====== EXTRACTED RECORDS

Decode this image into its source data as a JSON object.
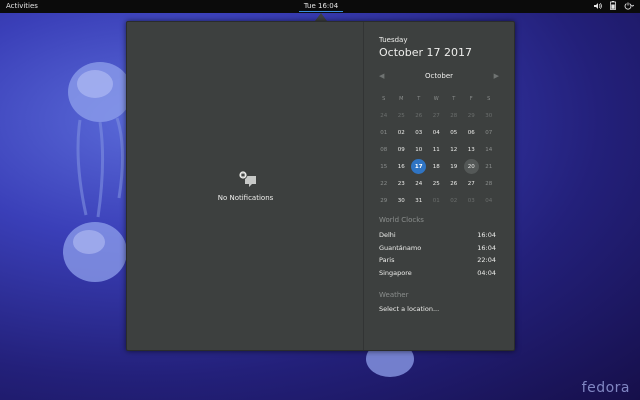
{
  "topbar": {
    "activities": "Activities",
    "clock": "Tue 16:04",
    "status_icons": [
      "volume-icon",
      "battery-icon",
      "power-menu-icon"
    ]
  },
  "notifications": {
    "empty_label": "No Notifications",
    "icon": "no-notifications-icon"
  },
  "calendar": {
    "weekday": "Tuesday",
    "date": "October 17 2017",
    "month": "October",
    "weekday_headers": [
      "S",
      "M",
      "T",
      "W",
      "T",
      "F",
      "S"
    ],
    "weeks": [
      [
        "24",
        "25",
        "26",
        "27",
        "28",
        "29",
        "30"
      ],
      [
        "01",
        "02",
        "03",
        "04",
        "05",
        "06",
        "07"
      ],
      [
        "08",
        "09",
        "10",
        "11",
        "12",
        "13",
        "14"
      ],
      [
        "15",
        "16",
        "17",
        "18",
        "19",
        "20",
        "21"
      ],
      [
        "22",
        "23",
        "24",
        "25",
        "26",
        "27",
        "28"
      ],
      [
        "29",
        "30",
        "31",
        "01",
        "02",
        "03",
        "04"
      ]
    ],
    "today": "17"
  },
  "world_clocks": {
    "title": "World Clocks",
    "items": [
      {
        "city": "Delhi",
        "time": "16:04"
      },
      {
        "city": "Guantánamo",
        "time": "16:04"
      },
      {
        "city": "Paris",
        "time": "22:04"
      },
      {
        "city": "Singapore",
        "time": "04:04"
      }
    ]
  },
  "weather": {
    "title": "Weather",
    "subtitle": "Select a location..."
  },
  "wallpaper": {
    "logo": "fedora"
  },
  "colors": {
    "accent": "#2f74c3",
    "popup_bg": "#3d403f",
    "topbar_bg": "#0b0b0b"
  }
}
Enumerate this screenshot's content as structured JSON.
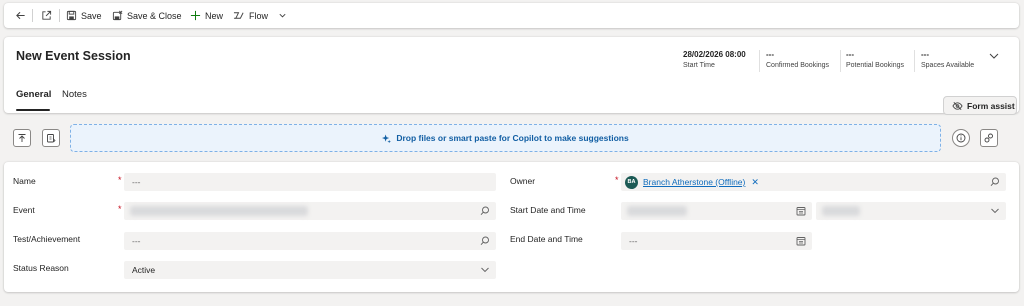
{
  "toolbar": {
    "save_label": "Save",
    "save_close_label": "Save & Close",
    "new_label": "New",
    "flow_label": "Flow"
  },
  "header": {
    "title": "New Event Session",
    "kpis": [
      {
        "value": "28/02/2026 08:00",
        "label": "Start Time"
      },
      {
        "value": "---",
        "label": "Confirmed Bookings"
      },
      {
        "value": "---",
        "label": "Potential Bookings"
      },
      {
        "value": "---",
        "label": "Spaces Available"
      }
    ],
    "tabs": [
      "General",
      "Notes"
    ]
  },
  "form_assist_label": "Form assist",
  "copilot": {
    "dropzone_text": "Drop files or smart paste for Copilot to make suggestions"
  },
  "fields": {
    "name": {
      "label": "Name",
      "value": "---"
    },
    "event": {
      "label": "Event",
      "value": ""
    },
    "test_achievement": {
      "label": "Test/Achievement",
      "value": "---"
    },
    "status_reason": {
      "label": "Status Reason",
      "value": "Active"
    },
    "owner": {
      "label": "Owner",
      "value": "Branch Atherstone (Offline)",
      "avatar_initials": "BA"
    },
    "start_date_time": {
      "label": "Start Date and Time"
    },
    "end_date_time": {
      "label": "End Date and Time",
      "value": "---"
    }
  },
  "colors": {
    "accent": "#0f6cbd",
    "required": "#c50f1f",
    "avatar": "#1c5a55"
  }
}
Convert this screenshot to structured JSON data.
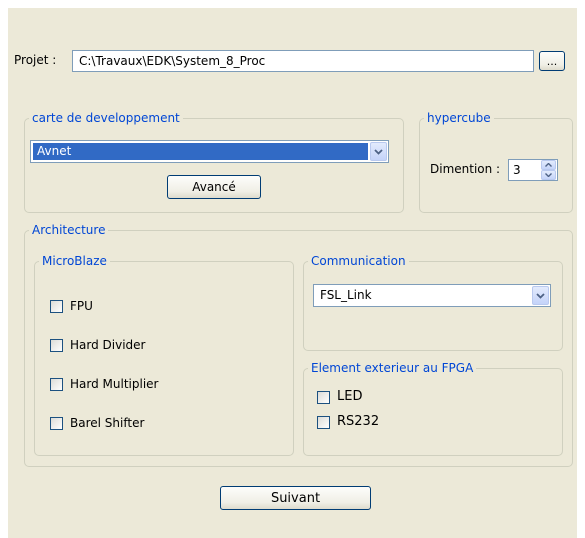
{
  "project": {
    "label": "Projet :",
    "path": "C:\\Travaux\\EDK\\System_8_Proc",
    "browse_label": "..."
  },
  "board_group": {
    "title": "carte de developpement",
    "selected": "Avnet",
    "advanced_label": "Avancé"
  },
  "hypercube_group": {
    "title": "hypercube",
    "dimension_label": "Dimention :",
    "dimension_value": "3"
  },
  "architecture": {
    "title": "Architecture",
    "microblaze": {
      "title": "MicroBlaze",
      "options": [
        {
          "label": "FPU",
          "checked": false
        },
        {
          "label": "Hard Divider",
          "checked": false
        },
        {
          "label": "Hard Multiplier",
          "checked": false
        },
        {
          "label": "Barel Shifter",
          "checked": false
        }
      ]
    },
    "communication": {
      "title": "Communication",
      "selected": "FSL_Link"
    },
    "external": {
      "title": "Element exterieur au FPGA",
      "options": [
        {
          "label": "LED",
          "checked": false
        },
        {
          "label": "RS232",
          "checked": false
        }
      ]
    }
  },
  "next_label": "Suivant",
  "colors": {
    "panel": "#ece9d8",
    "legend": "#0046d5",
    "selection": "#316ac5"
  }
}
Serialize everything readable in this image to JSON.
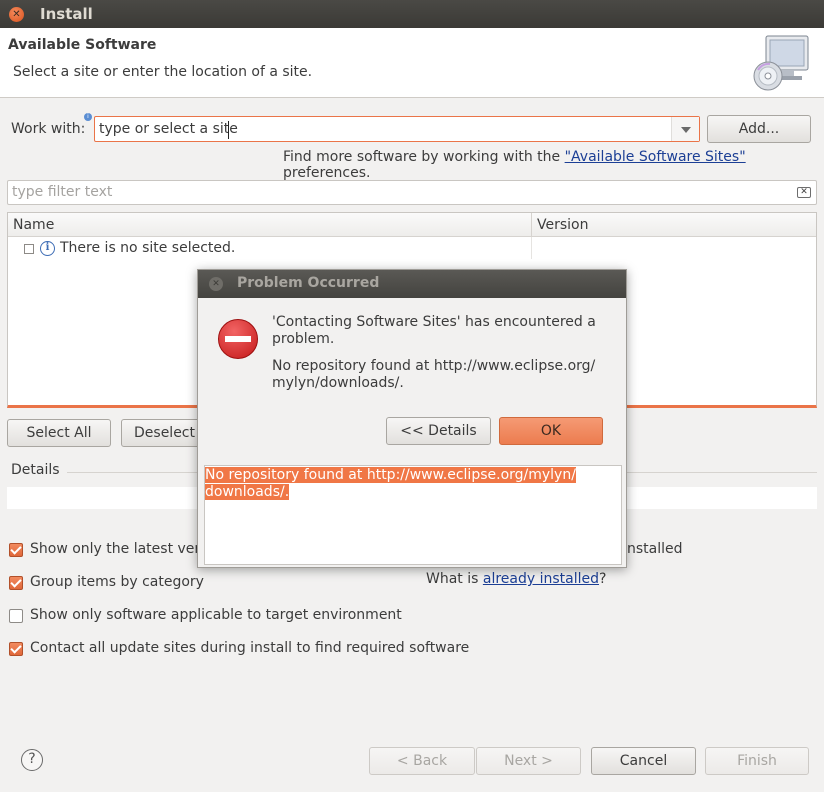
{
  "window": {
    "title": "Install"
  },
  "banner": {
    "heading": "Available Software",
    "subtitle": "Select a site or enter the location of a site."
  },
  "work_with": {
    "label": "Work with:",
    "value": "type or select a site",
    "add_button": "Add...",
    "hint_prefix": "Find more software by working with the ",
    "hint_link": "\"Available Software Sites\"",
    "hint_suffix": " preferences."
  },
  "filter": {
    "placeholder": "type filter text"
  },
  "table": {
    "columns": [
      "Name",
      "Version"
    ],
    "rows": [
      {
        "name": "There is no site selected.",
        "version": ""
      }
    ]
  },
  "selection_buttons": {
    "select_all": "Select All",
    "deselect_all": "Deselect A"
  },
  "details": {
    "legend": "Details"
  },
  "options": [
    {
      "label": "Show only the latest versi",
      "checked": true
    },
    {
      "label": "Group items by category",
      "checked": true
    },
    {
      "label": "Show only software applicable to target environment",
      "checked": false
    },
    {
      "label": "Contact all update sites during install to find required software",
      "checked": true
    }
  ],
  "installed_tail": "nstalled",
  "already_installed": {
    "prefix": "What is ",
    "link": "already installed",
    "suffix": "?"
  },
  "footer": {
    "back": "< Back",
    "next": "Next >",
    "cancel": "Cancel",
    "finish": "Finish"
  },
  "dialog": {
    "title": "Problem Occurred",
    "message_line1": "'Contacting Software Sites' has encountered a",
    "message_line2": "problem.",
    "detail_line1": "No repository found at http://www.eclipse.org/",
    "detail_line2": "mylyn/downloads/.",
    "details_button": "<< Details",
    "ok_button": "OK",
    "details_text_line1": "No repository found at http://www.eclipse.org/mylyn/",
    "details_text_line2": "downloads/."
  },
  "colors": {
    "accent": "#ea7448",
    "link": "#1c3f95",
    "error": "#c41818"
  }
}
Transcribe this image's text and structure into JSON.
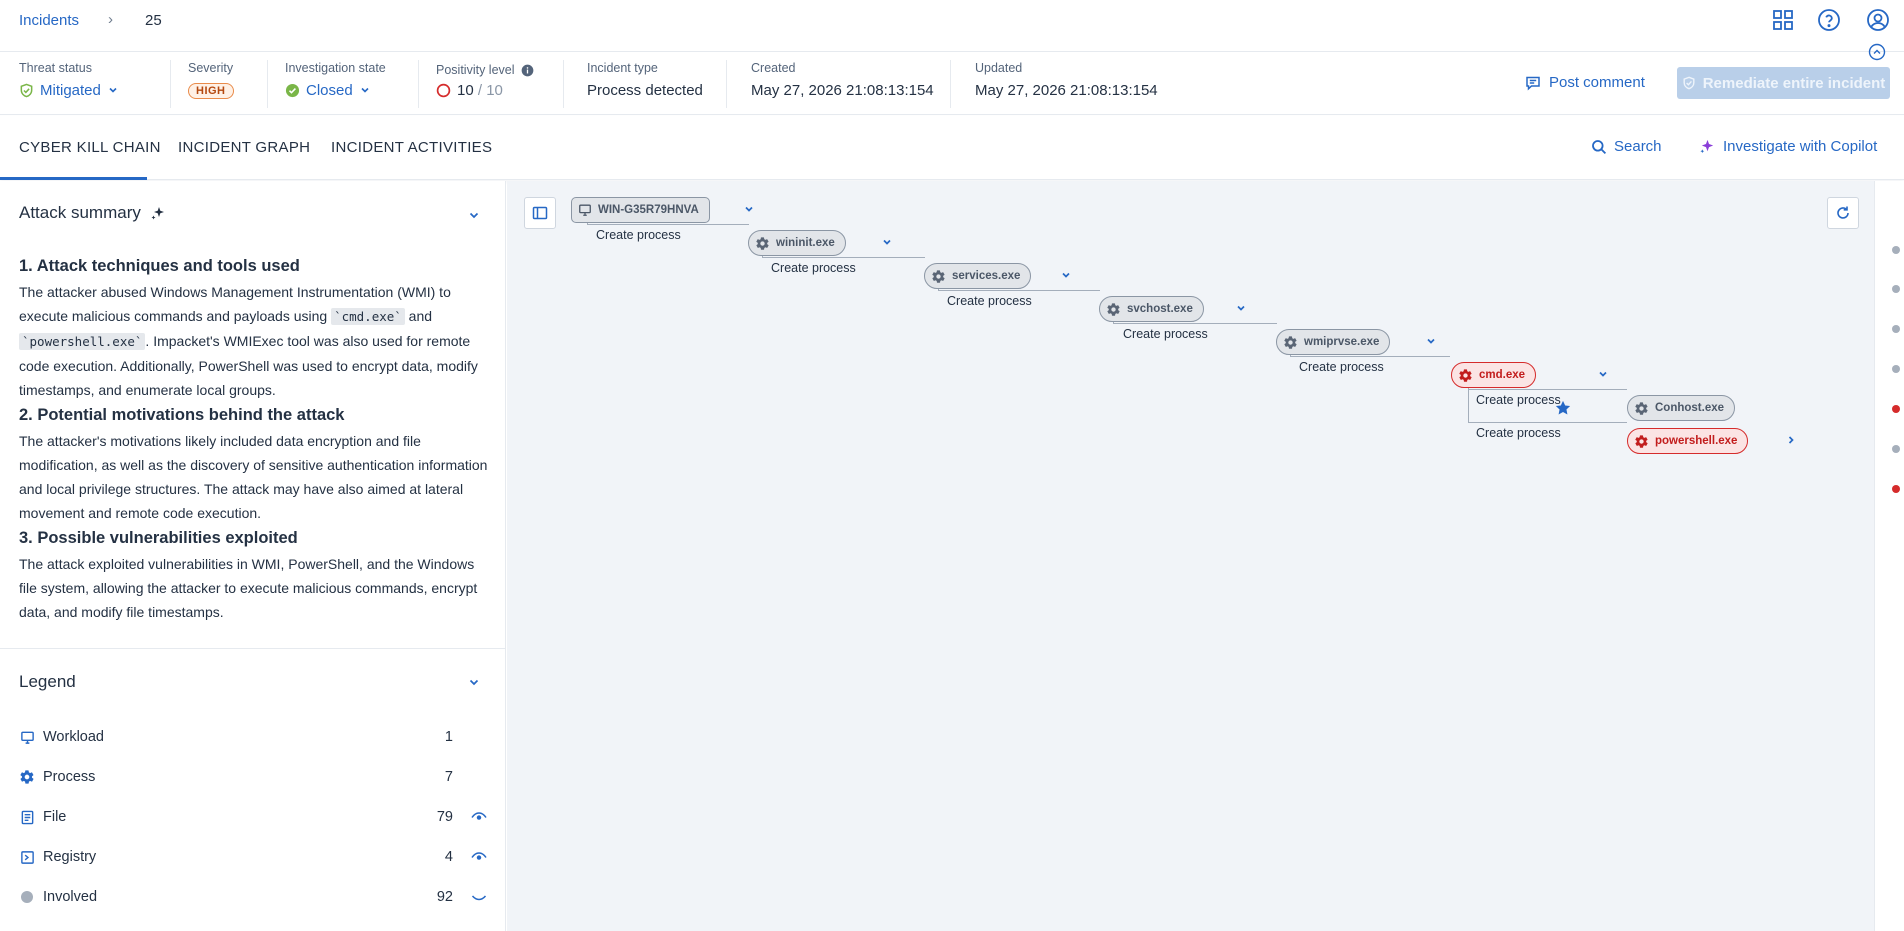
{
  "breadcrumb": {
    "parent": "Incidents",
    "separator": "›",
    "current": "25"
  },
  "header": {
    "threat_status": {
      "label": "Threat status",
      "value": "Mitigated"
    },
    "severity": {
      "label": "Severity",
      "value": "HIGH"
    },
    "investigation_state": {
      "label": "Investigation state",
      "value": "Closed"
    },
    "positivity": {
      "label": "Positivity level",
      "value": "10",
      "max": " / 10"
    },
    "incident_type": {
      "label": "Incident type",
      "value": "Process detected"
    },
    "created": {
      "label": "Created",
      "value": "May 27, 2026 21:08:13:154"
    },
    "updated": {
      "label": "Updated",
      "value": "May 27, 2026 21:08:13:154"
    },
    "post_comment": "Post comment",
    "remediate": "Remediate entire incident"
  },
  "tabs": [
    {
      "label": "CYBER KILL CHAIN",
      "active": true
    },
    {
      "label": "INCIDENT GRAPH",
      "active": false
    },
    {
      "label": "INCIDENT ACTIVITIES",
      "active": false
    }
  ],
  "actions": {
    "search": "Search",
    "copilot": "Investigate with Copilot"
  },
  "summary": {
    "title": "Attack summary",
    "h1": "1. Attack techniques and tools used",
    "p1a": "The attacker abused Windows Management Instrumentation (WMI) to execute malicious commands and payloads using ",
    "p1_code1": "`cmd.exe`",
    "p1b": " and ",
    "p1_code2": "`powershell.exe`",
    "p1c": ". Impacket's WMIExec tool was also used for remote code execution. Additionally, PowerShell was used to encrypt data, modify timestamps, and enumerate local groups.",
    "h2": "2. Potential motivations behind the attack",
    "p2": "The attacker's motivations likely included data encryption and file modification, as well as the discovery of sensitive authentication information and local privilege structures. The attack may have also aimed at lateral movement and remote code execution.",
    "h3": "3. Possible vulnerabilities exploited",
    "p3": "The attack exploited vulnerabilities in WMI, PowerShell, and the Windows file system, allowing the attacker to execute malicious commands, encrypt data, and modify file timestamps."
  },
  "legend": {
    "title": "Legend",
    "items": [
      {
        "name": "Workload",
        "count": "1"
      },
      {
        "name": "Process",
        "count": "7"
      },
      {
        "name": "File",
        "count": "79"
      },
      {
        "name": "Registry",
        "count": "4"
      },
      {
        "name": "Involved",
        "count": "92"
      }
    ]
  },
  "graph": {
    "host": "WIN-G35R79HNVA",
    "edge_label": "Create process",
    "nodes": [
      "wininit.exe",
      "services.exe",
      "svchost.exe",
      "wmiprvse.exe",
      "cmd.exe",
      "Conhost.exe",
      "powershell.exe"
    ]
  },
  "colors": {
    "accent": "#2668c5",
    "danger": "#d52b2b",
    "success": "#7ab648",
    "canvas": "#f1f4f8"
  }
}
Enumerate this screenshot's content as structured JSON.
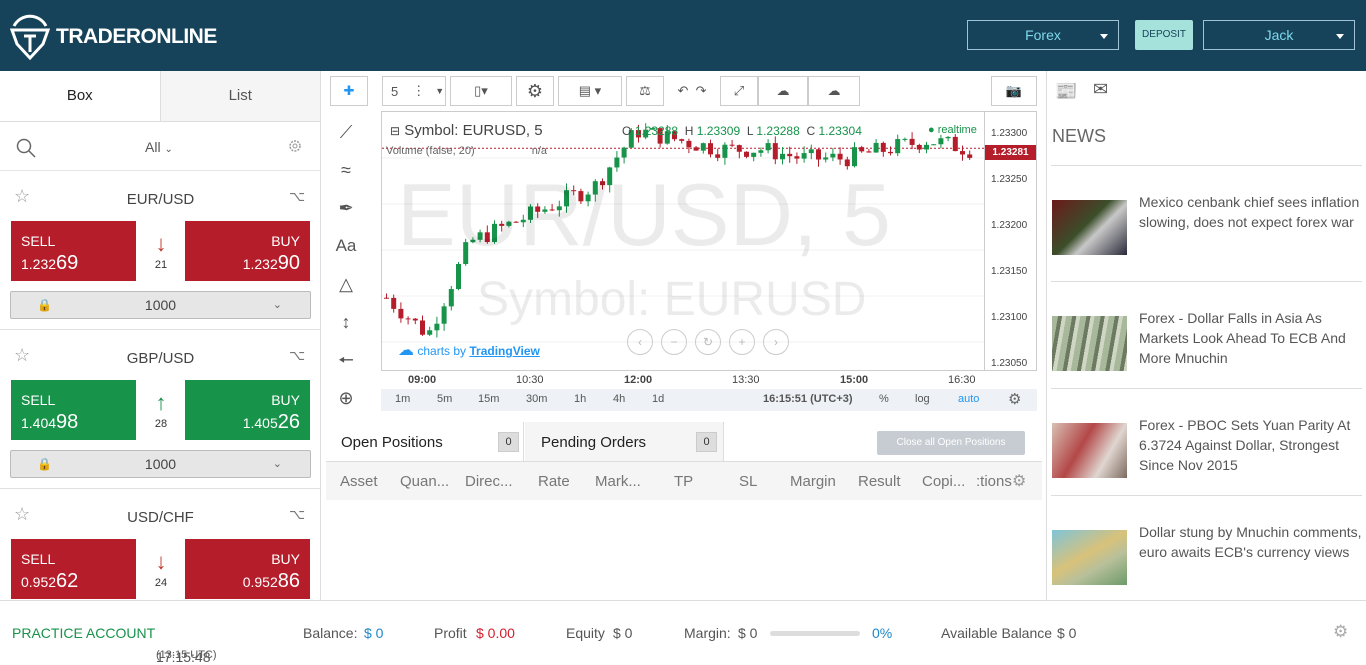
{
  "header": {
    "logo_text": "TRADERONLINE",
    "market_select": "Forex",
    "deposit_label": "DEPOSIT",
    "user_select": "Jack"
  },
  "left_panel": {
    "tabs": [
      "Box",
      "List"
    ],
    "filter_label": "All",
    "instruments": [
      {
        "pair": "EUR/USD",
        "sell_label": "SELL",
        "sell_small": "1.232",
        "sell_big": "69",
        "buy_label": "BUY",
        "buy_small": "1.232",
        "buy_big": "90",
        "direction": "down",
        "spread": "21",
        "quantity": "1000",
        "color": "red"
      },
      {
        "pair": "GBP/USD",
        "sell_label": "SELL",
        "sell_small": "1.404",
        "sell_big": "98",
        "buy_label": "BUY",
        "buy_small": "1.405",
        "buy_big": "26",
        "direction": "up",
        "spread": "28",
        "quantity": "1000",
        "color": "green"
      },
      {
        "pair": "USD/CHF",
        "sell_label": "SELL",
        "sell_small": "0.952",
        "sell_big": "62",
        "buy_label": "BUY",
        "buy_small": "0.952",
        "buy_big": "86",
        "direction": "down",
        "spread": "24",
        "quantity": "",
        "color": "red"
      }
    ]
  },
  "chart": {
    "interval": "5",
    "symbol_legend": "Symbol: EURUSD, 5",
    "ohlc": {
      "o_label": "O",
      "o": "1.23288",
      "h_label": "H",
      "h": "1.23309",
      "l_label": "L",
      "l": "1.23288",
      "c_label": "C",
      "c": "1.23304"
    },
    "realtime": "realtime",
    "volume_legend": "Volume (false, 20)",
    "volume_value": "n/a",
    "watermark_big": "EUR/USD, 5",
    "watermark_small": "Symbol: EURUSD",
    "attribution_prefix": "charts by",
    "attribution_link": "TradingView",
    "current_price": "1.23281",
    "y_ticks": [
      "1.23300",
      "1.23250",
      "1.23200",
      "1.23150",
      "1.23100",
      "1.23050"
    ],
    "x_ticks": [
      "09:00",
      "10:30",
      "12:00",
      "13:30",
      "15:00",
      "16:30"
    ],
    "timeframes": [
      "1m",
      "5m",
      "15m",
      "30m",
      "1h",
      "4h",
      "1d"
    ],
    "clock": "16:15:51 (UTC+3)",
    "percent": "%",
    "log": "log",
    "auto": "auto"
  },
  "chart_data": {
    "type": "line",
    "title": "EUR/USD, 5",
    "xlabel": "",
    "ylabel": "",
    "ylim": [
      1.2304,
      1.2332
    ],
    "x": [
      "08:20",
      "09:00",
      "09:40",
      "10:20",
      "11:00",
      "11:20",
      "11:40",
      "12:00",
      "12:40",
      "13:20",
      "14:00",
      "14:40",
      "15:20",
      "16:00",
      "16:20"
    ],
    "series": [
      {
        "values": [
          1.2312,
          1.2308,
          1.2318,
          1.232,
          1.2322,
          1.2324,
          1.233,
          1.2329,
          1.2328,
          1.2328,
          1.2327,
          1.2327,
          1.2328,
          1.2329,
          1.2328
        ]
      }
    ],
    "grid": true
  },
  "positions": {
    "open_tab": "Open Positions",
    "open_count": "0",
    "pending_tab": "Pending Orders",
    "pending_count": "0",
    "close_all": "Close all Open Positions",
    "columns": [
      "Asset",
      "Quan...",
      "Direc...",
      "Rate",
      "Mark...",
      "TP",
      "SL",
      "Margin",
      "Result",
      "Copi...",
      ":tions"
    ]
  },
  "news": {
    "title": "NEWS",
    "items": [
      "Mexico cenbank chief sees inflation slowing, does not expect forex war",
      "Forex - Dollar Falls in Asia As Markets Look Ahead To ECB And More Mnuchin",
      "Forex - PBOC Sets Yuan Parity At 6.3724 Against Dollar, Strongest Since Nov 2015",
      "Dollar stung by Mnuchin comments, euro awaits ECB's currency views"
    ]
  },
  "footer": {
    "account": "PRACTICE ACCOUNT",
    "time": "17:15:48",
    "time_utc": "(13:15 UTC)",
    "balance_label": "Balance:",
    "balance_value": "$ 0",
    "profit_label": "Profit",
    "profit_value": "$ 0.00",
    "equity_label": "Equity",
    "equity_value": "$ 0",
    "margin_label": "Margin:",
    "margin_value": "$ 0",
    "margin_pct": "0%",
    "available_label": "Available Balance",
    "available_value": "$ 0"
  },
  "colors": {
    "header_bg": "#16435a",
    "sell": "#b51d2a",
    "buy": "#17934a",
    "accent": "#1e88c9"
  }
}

============

YOUR INSTRUCTIONS> Determine the number of lines in the listing that hold the word "image", and supply that number and nothing further.

TASK OUTPUT> 3